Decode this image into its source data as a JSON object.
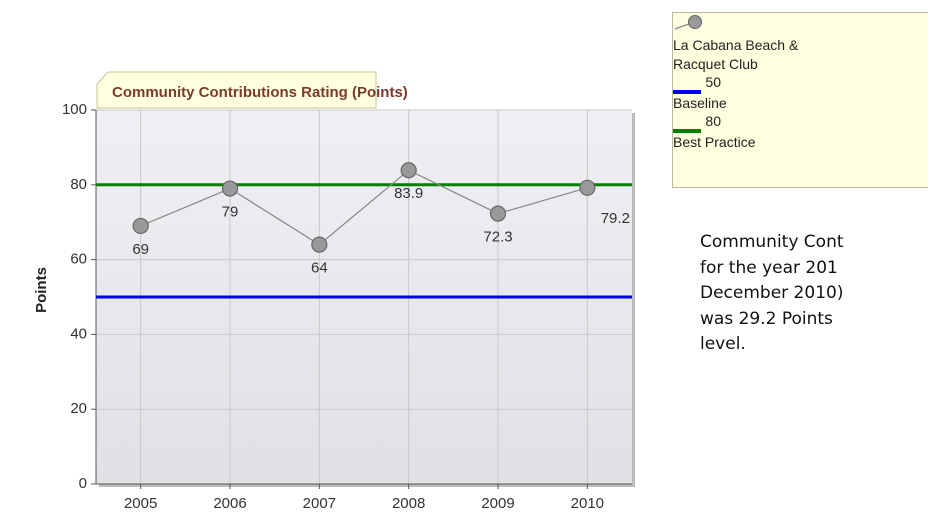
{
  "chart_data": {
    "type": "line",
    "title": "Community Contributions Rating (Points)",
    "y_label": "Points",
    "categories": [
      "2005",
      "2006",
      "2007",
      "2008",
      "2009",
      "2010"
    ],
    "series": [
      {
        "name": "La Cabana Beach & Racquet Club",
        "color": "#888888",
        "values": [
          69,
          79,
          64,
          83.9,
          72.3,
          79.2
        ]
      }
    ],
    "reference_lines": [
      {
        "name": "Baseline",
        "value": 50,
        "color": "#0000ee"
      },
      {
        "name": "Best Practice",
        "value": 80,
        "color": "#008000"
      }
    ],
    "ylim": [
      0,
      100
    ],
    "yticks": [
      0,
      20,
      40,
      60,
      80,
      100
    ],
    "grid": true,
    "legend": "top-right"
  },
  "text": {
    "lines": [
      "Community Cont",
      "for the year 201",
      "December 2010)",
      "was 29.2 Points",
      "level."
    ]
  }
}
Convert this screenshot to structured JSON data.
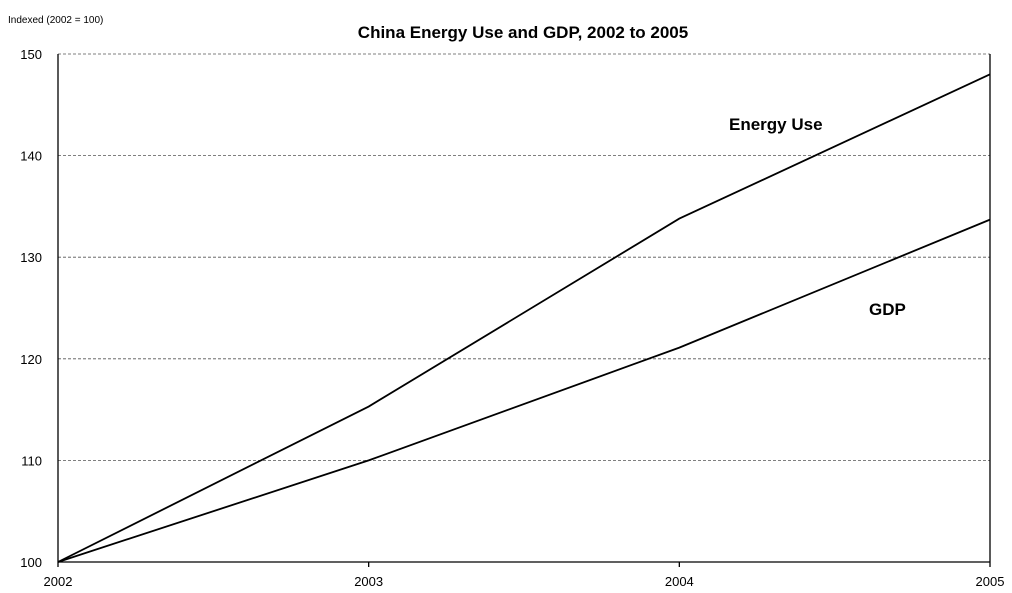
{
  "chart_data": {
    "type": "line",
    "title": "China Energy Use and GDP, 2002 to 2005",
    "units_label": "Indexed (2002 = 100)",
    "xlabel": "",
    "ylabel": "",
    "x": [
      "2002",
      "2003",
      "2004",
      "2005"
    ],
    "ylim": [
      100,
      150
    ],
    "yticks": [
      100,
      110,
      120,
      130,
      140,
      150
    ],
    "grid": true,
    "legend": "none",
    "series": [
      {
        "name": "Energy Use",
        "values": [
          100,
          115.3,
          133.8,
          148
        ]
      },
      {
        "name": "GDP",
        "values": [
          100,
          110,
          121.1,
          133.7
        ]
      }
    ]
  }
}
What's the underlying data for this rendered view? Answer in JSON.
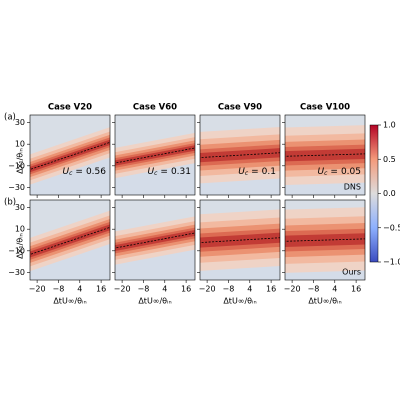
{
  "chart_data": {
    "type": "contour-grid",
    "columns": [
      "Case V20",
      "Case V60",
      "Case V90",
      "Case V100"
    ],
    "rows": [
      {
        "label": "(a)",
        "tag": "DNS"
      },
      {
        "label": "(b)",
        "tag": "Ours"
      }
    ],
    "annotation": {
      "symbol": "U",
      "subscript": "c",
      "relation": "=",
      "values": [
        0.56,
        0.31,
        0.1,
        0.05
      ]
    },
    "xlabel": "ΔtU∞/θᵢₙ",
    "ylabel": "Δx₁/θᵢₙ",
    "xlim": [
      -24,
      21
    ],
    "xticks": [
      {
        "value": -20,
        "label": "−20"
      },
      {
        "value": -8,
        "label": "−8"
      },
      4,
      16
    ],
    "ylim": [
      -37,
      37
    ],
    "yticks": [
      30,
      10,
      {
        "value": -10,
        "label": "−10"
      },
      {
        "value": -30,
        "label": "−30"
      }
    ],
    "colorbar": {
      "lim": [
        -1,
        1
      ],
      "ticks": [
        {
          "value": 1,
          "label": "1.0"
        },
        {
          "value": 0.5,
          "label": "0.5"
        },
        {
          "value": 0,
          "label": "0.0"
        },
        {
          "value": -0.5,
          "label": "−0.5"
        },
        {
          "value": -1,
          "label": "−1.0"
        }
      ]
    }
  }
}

TASK GOAL ▸ Please transcribe the material above exactly as written. Leave the pictures out.

SOLVED PROBLEM ▸
Decode this image into its source data as a JSON object.
{
  "chart_data": {
    "type": "line",
    "title": "Community Contributions Rating (Points)",
    "y_label": "Points",
    "categories": [
      "2005",
      "2006",
      "2007",
      "2008",
      "2009",
      "2010"
    ],
    "series": [
      {
        "name": "La Cabana Beach & Racquet Club",
        "color": "#888888",
        "values": [
          69,
          79,
          64,
          83.9,
          72.3,
          79.2
        ]
      }
    ],
    "reference_lines": [
      {
        "name": "Baseline",
        "value": 50,
        "color": "#0000ee"
      },
      {
        "name": "Best Practice",
        "value": 80,
        "color": "#008000"
      }
    ],
    "ylim": [
      0,
      100
    ],
    "yticks": [
      0,
      20,
      40,
      60,
      80,
      100
    ],
    "grid": true,
    "legend": "top-right"
  },
  "text": {
    "lines": [
      "Community Cont",
      "for the year 201",
      "December 2010)",
      "was 29.2 Points",
      "level."
    ]
  }
}
Convert this screenshot to structured JSON data.
{
  "chart_data": {
    "type": "line",
    "title": "China Energy Use and GDP, 2002 to 2005",
    "units_label": "Indexed (2002 = 100)",
    "xlabel": "",
    "ylabel": "",
    "x": [
      "2002",
      "2003",
      "2004",
      "2005"
    ],
    "ylim": [
      100,
      150
    ],
    "yticks": [
      100,
      110,
      120,
      130,
      140,
      150
    ],
    "grid": true,
    "legend": "none",
    "series": [
      {
        "name": "Energy Use",
        "values": [
          100,
          115.3,
          133.8,
          148
        ]
      },
      {
        "name": "GDP",
        "values": [
          100,
          110,
          121.1,
          133.7
        ]
      }
    ]
  }
}
What's the underlying data for this rendered view? Answer in JSON.
{
  "chart_data": {
    "type": "contour-grid",
    "columns": [
      "Case V20",
      "Case V60",
      "Case V90",
      "Case V100"
    ],
    "rows": [
      {
        "label": "(a)",
        "tag": "DNS"
      },
      {
        "label": "(b)",
        "tag": "Ours"
      }
    ],
    "annotation": {
      "symbol": "U",
      "subscript": "c",
      "relation": "=",
      "values": [
        0.56,
        0.31,
        0.1,
        0.05
      ]
    },
    "xlabel": "ΔtU∞/θᵢₙ",
    "ylabel": "Δx₁/θᵢₙ",
    "xlim": [
      -24,
      21
    ],
    "xticks": [
      {
        "value": -20,
        "label": "−20"
      },
      {
        "value": -8,
        "label": "−8"
      },
      4,
      16
    ],
    "ylim": [
      -37,
      37
    ],
    "yticks": [
      30,
      10,
      {
        "value": -10,
        "label": "−10"
      },
      {
        "value": -30,
        "label": "−30"
      }
    ],
    "colorbar": {
      "lim": [
        -1,
        1
      ],
      "ticks": [
        {
          "value": 1,
          "label": "1.0"
        },
        {
          "value": 0.5,
          "label": "0.5"
        },
        {
          "value": 0,
          "label": "0.0"
        },
        {
          "value": -0.5,
          "label": "−0.5"
        },
        {
          "value": -1,
          "label": "−1.0"
        }
      ]
    }
  }
}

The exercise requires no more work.